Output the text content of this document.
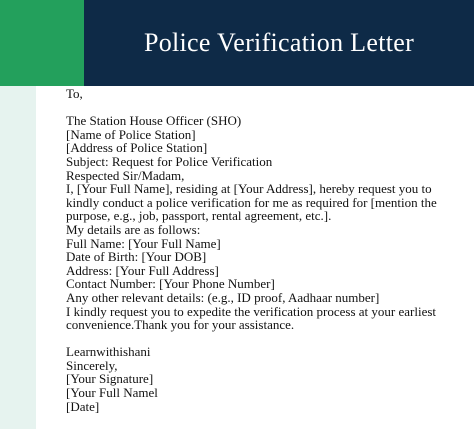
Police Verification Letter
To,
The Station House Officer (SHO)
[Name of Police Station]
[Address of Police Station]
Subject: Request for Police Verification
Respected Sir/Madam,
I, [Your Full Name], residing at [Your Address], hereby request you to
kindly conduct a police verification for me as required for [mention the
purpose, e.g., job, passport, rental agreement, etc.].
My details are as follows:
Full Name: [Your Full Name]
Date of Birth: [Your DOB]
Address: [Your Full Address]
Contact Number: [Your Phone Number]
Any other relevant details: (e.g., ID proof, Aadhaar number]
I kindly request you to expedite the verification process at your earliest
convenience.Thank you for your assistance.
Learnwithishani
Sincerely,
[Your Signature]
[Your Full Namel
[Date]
----------------
Your objective: Reproduce every record word for word. The copy must contain no pictures.

Solution to this problem:
Output the text content of this document.
Police Verification Letter
To,
The Station House Officer (SHO)
[Name of Police Station]
[Address of Police Station]
Subject: Request for Police Verification
Respected Sir/Madam,
I, [Your Full Name], residing at [Your Address], hereby request you to
kindly conduct a police verification for me as required for [mention the
purpose, e.g., job, passport, rental agreement, etc.].
My details are as follows:
Full Name: [Your Full Name]
Date of Birth: [Your DOB]
Address: [Your Full Address]
Contact Number: [Your Phone Number]
Any other relevant details: (e.g., ID proof, Aadhaar number]
I kindly request you to expedite the verification process at your earliest
convenience.Thank you for your assistance.
Learnwithishani
Sincerely,
[Your Signature]
[Your Full Namel
[Date]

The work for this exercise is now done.